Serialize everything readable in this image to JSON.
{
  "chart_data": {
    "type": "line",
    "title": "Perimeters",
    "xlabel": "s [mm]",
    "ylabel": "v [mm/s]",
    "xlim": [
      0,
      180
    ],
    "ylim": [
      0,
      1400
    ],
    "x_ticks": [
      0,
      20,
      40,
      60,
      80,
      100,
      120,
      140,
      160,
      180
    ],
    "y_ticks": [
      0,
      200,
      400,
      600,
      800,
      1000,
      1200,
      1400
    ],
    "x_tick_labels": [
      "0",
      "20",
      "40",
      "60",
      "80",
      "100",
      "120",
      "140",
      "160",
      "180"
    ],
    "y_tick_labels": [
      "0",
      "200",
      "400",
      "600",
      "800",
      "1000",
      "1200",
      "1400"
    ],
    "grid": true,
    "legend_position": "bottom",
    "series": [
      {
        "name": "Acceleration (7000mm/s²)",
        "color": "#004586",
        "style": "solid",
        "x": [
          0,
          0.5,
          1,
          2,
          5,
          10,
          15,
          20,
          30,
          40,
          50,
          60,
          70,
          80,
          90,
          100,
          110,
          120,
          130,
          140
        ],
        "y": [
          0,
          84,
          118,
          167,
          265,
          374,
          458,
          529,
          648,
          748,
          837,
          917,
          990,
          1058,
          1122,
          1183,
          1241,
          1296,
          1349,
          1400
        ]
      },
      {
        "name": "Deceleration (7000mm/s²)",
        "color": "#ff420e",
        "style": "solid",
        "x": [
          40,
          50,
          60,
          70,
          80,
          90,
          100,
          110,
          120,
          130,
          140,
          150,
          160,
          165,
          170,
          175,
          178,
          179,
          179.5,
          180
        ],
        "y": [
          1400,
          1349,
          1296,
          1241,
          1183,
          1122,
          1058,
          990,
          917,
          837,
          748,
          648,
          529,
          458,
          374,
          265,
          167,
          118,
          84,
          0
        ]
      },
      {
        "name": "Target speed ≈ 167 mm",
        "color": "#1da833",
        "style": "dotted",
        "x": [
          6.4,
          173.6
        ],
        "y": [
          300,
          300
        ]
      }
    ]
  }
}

++++

[PROBLEM REQUIREMENTS] In the material above, show every line where the word "name" turns up.

[EXERCISE RESULT]
        "name": "Acceleration (7000mm/s²)",
        "name": "Deceleration (7000mm/s²)",
        "name": "Target speed ≈ 167 mm",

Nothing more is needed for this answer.